## TASK REQUIREMENTS
Pick out every line of the entries below where "aerial" occurs, and copy those lines.
— begin THE RECORDS —
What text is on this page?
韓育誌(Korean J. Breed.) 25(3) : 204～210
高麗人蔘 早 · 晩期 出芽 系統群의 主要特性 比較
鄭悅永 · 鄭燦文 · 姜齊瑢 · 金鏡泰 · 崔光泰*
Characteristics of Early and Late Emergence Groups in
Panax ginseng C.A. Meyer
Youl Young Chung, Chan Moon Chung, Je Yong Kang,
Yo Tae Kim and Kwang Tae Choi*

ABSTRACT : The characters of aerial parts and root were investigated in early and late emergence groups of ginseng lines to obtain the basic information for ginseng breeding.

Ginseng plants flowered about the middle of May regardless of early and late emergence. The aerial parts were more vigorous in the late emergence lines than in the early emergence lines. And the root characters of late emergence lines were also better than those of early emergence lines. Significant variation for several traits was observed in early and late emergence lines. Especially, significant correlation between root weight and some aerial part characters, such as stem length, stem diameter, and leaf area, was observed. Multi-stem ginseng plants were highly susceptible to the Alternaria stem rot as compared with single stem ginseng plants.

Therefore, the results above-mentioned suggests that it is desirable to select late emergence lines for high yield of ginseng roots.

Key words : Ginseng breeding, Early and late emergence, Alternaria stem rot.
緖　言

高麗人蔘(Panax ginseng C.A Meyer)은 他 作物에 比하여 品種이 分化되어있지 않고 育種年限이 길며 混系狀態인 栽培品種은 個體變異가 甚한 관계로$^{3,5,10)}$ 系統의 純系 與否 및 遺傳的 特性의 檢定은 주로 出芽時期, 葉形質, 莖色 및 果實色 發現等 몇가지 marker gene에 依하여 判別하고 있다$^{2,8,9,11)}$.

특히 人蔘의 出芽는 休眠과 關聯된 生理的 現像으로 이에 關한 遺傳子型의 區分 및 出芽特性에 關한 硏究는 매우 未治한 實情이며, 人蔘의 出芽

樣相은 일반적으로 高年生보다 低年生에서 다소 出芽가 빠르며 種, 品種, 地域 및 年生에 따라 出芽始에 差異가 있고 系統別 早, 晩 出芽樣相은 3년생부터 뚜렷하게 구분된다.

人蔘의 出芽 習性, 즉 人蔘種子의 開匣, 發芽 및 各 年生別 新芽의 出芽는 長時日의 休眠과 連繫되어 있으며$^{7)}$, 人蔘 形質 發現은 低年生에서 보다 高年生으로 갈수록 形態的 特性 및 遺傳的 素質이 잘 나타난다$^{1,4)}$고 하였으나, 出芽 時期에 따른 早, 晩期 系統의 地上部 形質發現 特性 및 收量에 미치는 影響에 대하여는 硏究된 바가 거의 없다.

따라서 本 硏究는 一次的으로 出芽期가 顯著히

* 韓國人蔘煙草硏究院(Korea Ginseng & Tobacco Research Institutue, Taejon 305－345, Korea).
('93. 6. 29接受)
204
— end THE RECORDS —
## RESULT
ABSTRACT : The characters of aerial parts and root were investigated in early and late emergence groups of ginseng lines to obtain the basic information for ginseng breeding.
Ginseng plants flowered about the middle of May regardless of early and late emergence. The aerial parts were more vigorous in the late emergence lines than in the early emergence lines. And the root characters of late emergence lines were also better than those of early emergence lines. Significant variation for several traits was observed in early and late emergence lines. Especially, significant correlation between root weight and some aerial part characters, such as stem length, stem diameter, and leaf area, was observed. Multi-stem ginseng plants were highly susceptible to the Alternaria stem rot as compared with single stem ginseng plants.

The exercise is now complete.